** Geselecteerde passage **
>>>>
Wijzigingsverordening Verordening commissie voor de bezwaarschriften Ede

De raad van de gemeente Ede;

gelezen het voorstel van burgemeester en wethouders, zaaknummer 107453;

gelet op artikel 7:13 van de Algemene wet bestuursrecht

besluit:

Artikel I

De Verordening commissie voor de bezwaarschriften Ede wordt als volgt gewijzigd:

 

A

 

Artikel 3 komt als volgt te luiden:

 

Artikel 3. Samenstelling van de commissie

  • 1.

    De commissie voor de bezwaarschriften is gesplitst in Kamer I (Algemeen) en Kamer II (Sociaal Domein). Elke Kamer bestaat ten minste uit een voorzitter en twee leden. De voorzitter van Kamer I is coördinerend voorzitter van de commissie.

  • 2.

    Ten minste één van de leden van Kamer II beschikt over een opleiding tot kinder- en jeugdpsycholoog, orthopedagoog of een daarmee vergelijkbare opleiding.

  • 3.

    De voorzitters en de leden worden door het college benoemd, geschorst en ontslagen.

  • 4.

    De leden en de voorzitters zijn niet werkzaam onder verantwoordelijkheid van een bestuursorgaan van de gemeente Ede.

     

B

 

Artikel 7 komt te vervallen.

 

C

 

Artikel 14 komt als volgt te luiden:

 

Artikel 14. Verslaglegging

  • 1.

    Het verslag van de hoorzitting als bedoeld in artikel 7:7 Awb, kan zowel schriftelijk als digitaal worden vastgelegd. Er wordt uitsluitend een digitaal verslag gemaakt, als belanghebbende(n) daar geen bezwaar tegen hebben.

  • 2.

    Indien het verslag van de hoorzitting als bedoeld in artikel 7:7 Awb bestaat uit een digitale geluidsopname, wordt deze op verzoek aan de belanghebbende(n) ter beschikking gesteld.

  • 3.

    De secretaris maakt op basis van de geluidsopname een schriftelijk verslag van het besprokene wanneer het bestuursorgaan dat nodig acht voor zijn besluitvorming of wanneer een belanghebbende daarom verzoekt dan wel dat een gerechtelijke instantie daarom verzoekt in geval van een (hoger) beroepsprocedure.

  • 4.

    Indien er een schriftelijk verslag wordt opgemaakt, houdt dit een zakelijke vermelding in van wat over en weer is gezegd en wat verder ter zitting is voorgevallen. Het verslag vermeldt de namen van de aanwezigen en hun hoedanigheid.

  • 5.

    Indien de zitting geheel of gedeeltelijk met gesloten deuren plaatsvond, of indien belanghebbenden respectievelijk hun gemachtigden niet in elkaars tegenwoordigheid zijn gehoord, maakt het schriftelijke verslag hiervan melding.

  • 6.

    Het schriftelijk verslag verwijst naar de op de zitting overgelegde bescheiden, die aan het verslag kunnen worden gehecht.

  • 7.

    De voorzitter en de secretaris ondertekenen het schriftelijk verslag. De commissie kan de voorzitter toestaan dat het ondertekenen wordt opgedragen aan de secretaris. In dat geval blijft medeondertekening achterwege.
<<<<
** Vastgelegde gegevens **
>>>>
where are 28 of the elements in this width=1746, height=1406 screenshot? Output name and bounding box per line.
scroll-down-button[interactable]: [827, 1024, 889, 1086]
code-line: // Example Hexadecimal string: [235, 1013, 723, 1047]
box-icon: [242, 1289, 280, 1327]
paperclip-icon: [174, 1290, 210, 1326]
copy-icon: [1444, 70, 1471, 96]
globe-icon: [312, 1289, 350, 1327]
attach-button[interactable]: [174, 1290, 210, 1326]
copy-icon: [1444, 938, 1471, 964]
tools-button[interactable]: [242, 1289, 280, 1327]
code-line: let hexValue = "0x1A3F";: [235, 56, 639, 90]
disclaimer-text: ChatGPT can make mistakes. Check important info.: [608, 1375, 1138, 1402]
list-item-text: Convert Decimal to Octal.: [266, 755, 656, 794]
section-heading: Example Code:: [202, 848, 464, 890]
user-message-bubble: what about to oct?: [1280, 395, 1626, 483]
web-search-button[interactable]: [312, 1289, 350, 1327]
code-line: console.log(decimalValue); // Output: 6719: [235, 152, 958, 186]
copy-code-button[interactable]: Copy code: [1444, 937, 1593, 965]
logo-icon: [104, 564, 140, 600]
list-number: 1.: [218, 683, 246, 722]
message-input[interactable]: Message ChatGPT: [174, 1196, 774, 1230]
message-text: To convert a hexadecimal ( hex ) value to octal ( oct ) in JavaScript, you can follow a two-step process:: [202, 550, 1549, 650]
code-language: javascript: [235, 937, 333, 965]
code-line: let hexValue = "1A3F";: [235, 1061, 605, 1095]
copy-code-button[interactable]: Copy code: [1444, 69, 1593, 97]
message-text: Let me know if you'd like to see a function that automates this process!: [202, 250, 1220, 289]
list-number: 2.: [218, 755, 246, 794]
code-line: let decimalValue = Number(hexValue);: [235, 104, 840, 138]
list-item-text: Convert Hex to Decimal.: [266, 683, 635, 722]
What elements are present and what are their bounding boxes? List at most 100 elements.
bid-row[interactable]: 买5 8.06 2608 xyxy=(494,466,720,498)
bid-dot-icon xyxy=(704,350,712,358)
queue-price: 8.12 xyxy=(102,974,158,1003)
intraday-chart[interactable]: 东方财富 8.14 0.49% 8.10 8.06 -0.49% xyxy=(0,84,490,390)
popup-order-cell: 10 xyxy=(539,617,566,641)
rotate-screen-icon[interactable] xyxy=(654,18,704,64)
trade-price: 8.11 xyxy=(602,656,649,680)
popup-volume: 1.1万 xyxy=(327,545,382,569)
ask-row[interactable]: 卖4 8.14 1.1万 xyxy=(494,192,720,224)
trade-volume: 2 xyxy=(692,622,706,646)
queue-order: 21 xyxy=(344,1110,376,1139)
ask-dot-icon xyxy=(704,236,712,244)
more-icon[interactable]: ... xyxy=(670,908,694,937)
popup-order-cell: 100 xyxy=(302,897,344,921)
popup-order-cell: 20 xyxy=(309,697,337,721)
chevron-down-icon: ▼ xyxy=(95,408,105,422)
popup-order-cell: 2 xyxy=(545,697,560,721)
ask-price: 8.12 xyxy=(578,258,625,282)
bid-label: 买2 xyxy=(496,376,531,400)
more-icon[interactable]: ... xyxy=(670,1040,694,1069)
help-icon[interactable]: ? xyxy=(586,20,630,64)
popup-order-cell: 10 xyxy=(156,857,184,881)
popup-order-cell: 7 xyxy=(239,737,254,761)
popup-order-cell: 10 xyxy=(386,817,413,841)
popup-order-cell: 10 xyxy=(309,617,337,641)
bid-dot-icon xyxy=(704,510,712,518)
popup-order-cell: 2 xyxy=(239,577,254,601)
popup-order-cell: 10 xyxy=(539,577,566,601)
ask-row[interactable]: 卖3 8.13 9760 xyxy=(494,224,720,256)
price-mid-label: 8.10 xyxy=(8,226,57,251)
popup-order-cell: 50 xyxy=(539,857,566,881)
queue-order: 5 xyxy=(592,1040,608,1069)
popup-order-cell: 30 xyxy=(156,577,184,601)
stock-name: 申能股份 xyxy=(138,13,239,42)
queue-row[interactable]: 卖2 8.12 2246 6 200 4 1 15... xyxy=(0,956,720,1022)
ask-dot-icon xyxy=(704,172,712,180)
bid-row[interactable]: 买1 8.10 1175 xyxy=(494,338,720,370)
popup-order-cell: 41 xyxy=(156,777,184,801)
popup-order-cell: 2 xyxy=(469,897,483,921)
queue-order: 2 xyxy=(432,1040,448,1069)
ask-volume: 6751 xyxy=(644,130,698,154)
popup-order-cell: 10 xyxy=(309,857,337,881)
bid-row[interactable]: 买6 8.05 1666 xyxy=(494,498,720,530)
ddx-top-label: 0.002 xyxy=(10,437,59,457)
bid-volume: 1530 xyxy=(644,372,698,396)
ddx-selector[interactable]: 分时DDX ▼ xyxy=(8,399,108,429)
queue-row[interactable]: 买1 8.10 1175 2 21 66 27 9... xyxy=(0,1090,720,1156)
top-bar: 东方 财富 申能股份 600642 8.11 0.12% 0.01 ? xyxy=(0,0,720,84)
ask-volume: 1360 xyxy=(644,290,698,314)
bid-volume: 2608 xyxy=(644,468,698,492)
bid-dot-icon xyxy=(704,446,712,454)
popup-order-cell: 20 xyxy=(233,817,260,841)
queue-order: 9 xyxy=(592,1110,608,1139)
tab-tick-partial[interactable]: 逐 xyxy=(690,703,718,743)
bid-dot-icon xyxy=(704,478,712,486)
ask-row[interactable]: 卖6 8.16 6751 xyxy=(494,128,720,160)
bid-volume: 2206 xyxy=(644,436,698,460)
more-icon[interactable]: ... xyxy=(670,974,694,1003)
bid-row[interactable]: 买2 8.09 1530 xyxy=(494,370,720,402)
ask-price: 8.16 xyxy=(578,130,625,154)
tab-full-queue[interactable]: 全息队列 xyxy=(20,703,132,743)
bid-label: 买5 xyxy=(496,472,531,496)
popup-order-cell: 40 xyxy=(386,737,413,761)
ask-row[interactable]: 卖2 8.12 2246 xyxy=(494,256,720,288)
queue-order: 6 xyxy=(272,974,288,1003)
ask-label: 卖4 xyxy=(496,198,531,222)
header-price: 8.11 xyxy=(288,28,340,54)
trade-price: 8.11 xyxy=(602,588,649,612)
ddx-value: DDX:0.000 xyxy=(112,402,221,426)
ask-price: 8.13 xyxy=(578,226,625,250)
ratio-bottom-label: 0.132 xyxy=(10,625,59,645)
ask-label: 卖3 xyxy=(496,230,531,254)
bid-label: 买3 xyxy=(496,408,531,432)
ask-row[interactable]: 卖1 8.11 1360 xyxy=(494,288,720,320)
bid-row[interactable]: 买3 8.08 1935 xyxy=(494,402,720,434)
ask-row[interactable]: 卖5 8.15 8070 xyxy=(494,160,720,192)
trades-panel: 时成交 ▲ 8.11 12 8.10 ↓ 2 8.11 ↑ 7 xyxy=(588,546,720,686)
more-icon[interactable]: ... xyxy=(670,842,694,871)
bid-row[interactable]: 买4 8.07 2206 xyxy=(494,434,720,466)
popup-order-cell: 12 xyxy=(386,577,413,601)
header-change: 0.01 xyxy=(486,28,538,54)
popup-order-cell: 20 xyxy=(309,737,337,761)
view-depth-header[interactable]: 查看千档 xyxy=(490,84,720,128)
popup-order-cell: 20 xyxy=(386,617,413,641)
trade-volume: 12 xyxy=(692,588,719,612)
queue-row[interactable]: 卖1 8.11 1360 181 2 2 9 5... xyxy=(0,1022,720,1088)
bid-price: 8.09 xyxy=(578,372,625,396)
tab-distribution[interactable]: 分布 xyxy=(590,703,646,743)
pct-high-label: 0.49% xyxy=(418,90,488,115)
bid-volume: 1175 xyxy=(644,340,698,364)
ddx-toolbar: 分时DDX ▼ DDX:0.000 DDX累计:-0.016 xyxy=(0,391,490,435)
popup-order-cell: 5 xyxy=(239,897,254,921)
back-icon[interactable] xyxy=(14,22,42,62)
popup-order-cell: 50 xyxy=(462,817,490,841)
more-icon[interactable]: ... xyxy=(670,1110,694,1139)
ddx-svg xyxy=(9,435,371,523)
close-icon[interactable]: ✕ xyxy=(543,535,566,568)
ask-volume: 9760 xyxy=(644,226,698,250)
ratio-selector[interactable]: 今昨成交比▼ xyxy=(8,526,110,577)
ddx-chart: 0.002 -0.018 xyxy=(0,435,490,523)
<<<<
** Opdracht **
Hervat de wijzigingsverordening over de bezwaarschriftencommissie van Ede en schrijf verder na de laatste zin die er staat. De gegevens zijn afkomstig uit een andere bron dan de tekst.

** Antwoord **
D

 

In artikel 16, tweede lid, vervallen de woorden: door de secretaris.

 

E

 

Aan artikel 20 wordt een derde lid toegevoegd, luidende:

 

  • 3

    In afwijking van artikel 5 duurt de benoeming van de leden en de voorzitter van Kamer III voort:

    • a.

      tot 1 april 2020; of

    • b.

      indien binnen de onder a genoemde termijn een bezwaarschrift is ingediend, totdat onherroepelijk op dit bezwaarschrift is beslist.

Artikel II.

  • 1.

    Onderdeel A van deze wijzigingsverordening treedt in werking op een door het college van burgemeester en wethouders te bepalen tijdstip.

  • 2.

    Onderdeel B, C, D en E van deze wijzigingsverordening treden in werking op de achtste dag na die van bekendmaking.

Vastgesteld in de openbare vergadering van 4 april 2019, zaaknummer 107453.

De raad voornoemd,

dr. G.H. Hagelstein

de griffier,

mr. L.J. Verhulst

de voorzitter.

 

Artikel I, onderdeel A (artikel 3 Verordening commissie voor de bezwaarschriften Ede)

Op 1 januari 2020 treedt de Wet normalisering rechtspositie ambtenaren (wetsvoorstel 32550) in werking. Als gevolg van deze wijziging vervalt de bestuursrechtelijke bezwaarprocedure. Dit is de aanleiding om over te gaan tot opheffing van Kamer III (Personeel) van de commissie voor de bezwaarschriften.

De burgemeester en de leden van het college van burgemeester en wethouders behouden een aparte status. Voor hen blijft de mogelijkheid van bezwaar bestaan. Tegelijkertijd is een bezwaar van deze ambtsdragers dermate zeldzaam, dat het in standhouden van een aparte Kamer binnen de commissie niet langer noodzakelijk wordt geacht. In plaats daarvan wordt Kamer I (Algemeen) van de commissie bevoegd voor afhandeling van bezwaarschriften van deze ambtsdragers, indien het is gericht tegen een besluit van een bestuursorgaan van de gemeente Ede. Een voorbeeld hiervan kan zijn een besluit van de gemeenteraad tot ontslag van een wethouder.

 

Artikel I, onderdeel B (artikel 7 Verordening commissie voor de bezwaarschriften Ede)

Artikel 7:4 en 7:6 kennen bevoegdheden toe aan het bestuursorgaan tegen wiens besluit bezwaar wordt gemaakt. Delegatie van deze bevoegdheden kan daarom slechts plaatsvinden door dit orgaan. Om die reden wordt artikel 7 geschrapt. De instellingsbesluiten voor de commissie voor de bezwaarschriften worden aangevuld met deze bevoegdheden.

Artikel 6:17 bevat een verplichting voor het bestuursorgaan om stukken ter beschikking te stellen aan de gemachtigde. Dit artikel bevat geen bevoegdheidsverlening.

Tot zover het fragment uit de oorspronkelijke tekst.